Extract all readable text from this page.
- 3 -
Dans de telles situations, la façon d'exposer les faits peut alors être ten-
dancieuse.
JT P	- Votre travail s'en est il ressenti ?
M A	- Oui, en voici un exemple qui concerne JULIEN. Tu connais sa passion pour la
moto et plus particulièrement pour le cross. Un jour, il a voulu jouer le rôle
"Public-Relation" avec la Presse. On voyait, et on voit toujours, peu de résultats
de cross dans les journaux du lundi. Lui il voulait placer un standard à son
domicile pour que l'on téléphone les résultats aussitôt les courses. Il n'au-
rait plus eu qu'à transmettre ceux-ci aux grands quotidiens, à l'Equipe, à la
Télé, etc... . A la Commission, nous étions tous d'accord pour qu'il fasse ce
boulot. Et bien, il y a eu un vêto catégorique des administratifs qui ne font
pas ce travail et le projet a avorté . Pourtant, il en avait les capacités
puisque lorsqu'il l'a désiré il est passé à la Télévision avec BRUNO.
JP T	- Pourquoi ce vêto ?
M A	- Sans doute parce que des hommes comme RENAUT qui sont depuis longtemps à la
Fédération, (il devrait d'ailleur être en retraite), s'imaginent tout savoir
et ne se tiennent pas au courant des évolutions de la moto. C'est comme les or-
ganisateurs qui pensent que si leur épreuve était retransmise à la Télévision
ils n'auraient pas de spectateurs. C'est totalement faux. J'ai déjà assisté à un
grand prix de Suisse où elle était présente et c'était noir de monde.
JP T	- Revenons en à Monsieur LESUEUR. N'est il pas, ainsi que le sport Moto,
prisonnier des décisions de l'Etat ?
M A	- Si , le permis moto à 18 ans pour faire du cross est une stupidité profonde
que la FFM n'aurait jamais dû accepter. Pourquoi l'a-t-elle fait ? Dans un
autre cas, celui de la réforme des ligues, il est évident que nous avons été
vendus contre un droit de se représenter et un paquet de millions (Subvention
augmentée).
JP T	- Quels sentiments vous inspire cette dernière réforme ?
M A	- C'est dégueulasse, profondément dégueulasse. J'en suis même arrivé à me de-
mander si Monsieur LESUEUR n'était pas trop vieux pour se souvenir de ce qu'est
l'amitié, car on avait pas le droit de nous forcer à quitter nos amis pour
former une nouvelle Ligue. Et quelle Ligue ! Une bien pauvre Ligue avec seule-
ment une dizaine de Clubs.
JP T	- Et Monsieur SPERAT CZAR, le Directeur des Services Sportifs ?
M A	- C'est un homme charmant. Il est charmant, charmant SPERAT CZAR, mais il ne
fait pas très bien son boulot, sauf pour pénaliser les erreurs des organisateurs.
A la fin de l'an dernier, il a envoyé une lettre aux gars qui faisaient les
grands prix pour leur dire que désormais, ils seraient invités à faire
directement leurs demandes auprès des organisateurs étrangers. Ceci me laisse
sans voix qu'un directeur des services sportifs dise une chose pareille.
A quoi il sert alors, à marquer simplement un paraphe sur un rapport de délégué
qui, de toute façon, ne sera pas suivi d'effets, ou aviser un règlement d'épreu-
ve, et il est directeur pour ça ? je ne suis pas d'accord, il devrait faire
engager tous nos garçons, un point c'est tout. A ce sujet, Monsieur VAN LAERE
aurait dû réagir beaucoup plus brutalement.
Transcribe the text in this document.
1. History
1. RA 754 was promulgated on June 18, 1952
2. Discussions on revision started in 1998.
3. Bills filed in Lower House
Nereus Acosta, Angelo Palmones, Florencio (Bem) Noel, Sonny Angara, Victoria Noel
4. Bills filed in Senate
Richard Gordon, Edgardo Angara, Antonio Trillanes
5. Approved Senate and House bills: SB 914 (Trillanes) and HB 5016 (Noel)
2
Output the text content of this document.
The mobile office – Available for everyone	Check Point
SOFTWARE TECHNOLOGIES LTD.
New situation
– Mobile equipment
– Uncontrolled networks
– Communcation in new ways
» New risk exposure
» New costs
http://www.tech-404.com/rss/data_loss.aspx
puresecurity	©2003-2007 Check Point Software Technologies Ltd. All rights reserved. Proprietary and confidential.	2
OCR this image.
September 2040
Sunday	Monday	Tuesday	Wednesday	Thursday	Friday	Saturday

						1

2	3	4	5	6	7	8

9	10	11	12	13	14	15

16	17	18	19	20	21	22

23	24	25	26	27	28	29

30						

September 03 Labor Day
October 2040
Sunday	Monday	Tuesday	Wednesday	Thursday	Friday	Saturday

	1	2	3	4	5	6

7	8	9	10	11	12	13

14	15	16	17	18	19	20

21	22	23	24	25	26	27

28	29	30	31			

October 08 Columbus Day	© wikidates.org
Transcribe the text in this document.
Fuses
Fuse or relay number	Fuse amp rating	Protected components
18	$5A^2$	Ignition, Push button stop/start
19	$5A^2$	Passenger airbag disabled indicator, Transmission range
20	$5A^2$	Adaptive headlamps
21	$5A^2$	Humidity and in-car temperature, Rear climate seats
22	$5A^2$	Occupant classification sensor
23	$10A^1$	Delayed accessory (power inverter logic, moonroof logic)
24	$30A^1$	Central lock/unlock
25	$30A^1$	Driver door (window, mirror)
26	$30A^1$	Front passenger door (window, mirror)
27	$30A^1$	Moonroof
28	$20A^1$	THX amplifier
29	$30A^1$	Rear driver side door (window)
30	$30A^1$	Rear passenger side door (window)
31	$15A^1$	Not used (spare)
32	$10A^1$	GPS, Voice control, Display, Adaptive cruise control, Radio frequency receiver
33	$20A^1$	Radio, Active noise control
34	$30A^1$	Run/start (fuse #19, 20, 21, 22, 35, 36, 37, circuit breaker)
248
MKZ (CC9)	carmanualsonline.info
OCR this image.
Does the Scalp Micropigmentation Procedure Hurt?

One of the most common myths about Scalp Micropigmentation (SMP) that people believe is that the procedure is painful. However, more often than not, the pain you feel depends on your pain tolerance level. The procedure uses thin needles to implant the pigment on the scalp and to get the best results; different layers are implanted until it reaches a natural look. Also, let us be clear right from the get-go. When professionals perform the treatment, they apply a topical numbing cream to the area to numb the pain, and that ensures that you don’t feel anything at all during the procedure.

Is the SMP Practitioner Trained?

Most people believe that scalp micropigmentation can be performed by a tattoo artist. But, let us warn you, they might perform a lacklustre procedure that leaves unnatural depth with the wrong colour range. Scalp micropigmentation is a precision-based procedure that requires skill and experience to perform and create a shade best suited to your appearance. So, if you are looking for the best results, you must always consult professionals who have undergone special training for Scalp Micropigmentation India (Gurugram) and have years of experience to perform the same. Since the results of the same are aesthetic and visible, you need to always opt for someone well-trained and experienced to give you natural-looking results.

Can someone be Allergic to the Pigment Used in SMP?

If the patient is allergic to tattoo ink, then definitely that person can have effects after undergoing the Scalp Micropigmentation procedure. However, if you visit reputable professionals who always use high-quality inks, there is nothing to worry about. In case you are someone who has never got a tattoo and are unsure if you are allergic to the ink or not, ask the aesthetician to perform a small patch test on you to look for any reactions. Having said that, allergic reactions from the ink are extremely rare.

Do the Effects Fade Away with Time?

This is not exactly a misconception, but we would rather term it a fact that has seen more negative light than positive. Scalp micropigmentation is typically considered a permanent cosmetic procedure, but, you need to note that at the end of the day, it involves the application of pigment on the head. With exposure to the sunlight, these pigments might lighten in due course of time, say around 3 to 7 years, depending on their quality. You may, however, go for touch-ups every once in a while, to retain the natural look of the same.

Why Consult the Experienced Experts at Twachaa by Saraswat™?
============================================================
-- Task statement --
Reproduce the full listing exactly.

-- Answer to the problem --
Extract all readable text from this page.
- 3 -
Dans de telles situations, la façon d'exposer les faits peut alors être ten-
dancieuse.
JT P	- Votre travail s'en est il ressenti ?
M A	- Oui, en voici un exemple qui concerne JULIEN. Tu connais sa passion pour la
moto et plus particulièrement pour le cross. Un jour, il a voulu jouer le rôle
"Public-Relation" avec la Presse. On voyait, et on voit toujours, peu de résultats
de cross dans les journaux du lundi. Lui il voulait placer un standard à son
domicile pour que l'on téléphone les résultats aussitôt les courses. Il n'au-
rait plus eu qu'à transmettre ceux-ci aux grands quotidiens, à l'Equipe, à la
Télé, etc... . A la Commission, nous étions tous d'accord pour qu'il fasse ce
boulot. Et bien, il y a eu un vêto catégorique des administratifs qui ne font
pas ce travail et le projet a avorté . Pourtant, il en avait les capacités
puisque lorsqu'il l'a désiré il est passé à la Télévision avec BRUNO.
JP T	- Pourquoi ce vêto ?
M A	- Sans doute parce que des hommes comme RENAUT qui sont depuis longtemps à la
Fédération, (il devrait d'ailleur être en retraite), s'imaginent tout savoir
et ne se tiennent pas au courant des évolutions de la moto. C'est comme les or-
ganisateurs qui pensent que si leur épreuve était retransmise à la Télévision
ils n'auraient pas de spectateurs. C'est totalement faux. J'ai déjà assisté à un
grand prix de Suisse où elle était présente et c'était noir de monde.
JP T	- Revenons en à Monsieur LESUEUR. N'est il pas, ainsi que le sport Moto,
prisonnier des décisions de l'Etat ?
M A	- Si , le permis moto à 18 ans pour faire du cross est une stupidité profonde
que la FFM n'aurait jamais dû accepter. Pourquoi l'a-t-elle fait ? Dans un
autre cas, celui de la réforme des ligues, il est évident que nous avons été
vendus contre un droit de se représenter et un paquet de millions (Subvention
augmentée).
JP T	- Quels sentiments vous inspire cette dernière réforme ?
M A	- C'est dégueulasse, profondément dégueulasse. J'en suis même arrivé à me de-
mander si Monsieur LESUEUR n'était pas trop vieux pour se souvenir de ce qu'est
l'amitié, car on avait pas le droit de nous forcer à quitter nos amis pour
former une nouvelle Ligue. Et quelle Ligue ! Une bien pauvre Ligue avec seule-
ment une dizaine de Clubs.
JP T	- Et Monsieur SPERAT CZAR, le Directeur des Services Sportifs ?
M A	- C'est un homme charmant. Il est charmant, charmant SPERAT CZAR, mais il ne
fait pas très bien son boulot, sauf pour pénaliser les erreurs des organisateurs.
A la fin de l'an dernier, il a envoyé une lettre aux gars qui faisaient les
grands prix pour leur dire que désormais, ils seraient invités à faire
directement leurs demandes auprès des organisateurs étrangers. Ceci me laisse
sans voix qu'un directeur des services sportifs dise une chose pareille.
A quoi il sert alors, à marquer simplement un paraphe sur un rapport de délégué
qui, de toute façon, ne sera pas suivi d'effets, ou aviser un règlement d'épreu-
ve, et il est directeur pour ça ? je ne suis pas d'accord, il devrait faire
engager tous nos garçons, un point c'est tout. A ce sujet, Monsieur VAN LAERE
aurait dû réagir beaucoup plus brutalement.
Transcribe the text in this document.
1. History
1. RA 754 was promulgated on June 18, 1952
2. Discussions on revision started in 1998.
3. Bills filed in Lower House
Nereus Acosta, Angelo Palmones, Florencio (Bem) Noel, Sonny Angara, Victoria Noel
4. Bills filed in Senate
Richard Gordon, Edgardo Angara, Antonio Trillanes
5. Approved Senate and House bills: SB 914 (Trillanes) and HB 5016 (Noel)
2
Output the text content of this document.
The mobile office – Available for everyone	Check Point
SOFTWARE TECHNOLOGIES LTD.
New situation
– Mobile equipment
– Uncontrolled networks
– Communcation in new ways
» New risk exposure
» New costs
http://www.tech-404.com/rss/data_loss.aspx
puresecurity	©2003-2007 Check Point Software Technologies Ltd. All rights reserved. Proprietary and confidential.	2
OCR this image.
September 2040
Sunday	Monday	Tuesday	Wednesday	Thursday	Friday	Saturday

						1

2	3	4	5	6	7	8

9	10	11	12	13	14	15

16	17	18	19	20	21	22

23	24	25	26	27	28	29

30						

September 03 Labor Day
October 2040
Sunday	Monday	Tuesday	Wednesday	Thursday	Friday	Saturday

	1	2	3	4	5	6

7	8	9	10	11	12	13

14	15	16	17	18	19	20

21	22	23	24	25	26	27

28	29	30	31			

October 08 Columbus Day	© wikidates.org
Transcribe the text in this document.
Fuses
Fuse or relay number	Fuse amp rating	Protected components
18	$5A^2$	Ignition, Push button stop/start
19	$5A^2$	Passenger airbag disabled indicator, Transmission range
20	$5A^2$	Adaptive headlamps
21	$5A^2$	Humidity and in-car temperature, Rear climate seats
22	$5A^2$	Occupant classification sensor
23	$10A^1$	Delayed accessory (power inverter logic, moonroof logic)
24	$30A^1$	Central lock/unlock
25	$30A^1$	Driver door (window, mirror)
26	$30A^1$	Front passenger door (window, mirror)
27	$30A^1$	Moonroof
28	$20A^1$	THX amplifier
29	$30A^1$	Rear driver side door (window)
30	$30A^1$	Rear passenger side door (window)
31	$15A^1$	Not used (spare)
32	$10A^1$	GPS, Voice control, Display, Adaptive cruise control, Radio frequency receiver
33	$20A^1$	Radio, Active noise control
34	$30A^1$	Run/start (fuse #19, 20, 21, 22, 35, 36, 37, circuit breaker)
248
MKZ (CC9)	carmanualsonline.info
OCR this image.
Does the Scalp Micropigmentation Procedure Hurt?

One of the most common myths about Scalp Micropigmentation (SMP) that people believe is that the procedure is painful. However, more often than not, the pain you feel depends on your pain tolerance level. The procedure uses thin needles to implant the pigment on the scalp and to get the best results; different layers are implanted until it reaches a natural look. Also, let us be clear right from the get-go. When professionals perform the treatment, they apply a topical numbing cream to the area to numb the pain, and that ensures that you don’t feel anything at all during the procedure.

Is the SMP Practitioner Trained?

Most people believe that scalp micropigmentation can be performed by a tattoo artist. But, let us warn you, they might perform a lacklustre procedure that leaves unnatural depth with the wrong colour range. Scalp micropigmentation is a precision-based procedure that requires skill and experience to perform and create a shade best suited to your appearance. So, if you are looking for the best results, you must always consult professionals who have undergone special training for Scalp Micropigmentation India (Gurugram) and have years of experience to perform the same. Since the results of the same are aesthetic and visible, you need to always opt for someone well-trained and experienced to give you natural-looking results.

Can someone be Allergic to the Pigment Used in SMP?

If the patient is allergic to tattoo ink, then definitely that person can have effects after undergoing the Scalp Micropigmentation procedure. However, if you visit reputable professionals who always use high-quality inks, there is nothing to worry about. In case you are someone who has never got a tattoo and are unsure if you are allergic to the ink or not, ask the aesthetician to perform a small patch test on you to look for any reactions. Having said that, allergic reactions from the ink are extremely rare.

Do the Effects Fade Away with Time?

This is not exactly a misconception, but we would rather term it a fact that has seen more negative light than positive. Scalp micropigmentation is typically considered a permanent cosmetic procedure, but, you need to note that at the end of the day, it involves the application of pigment on the head. With exposure to the sunlight, these pigments might lighten in due course of time, say around 3 to 7 years, depending on their quality. You may, however, go for touch-ups every once in a while, to retain the natural look of the same.

Why Consult the Experienced Experts at Twachaa by Saraswat™?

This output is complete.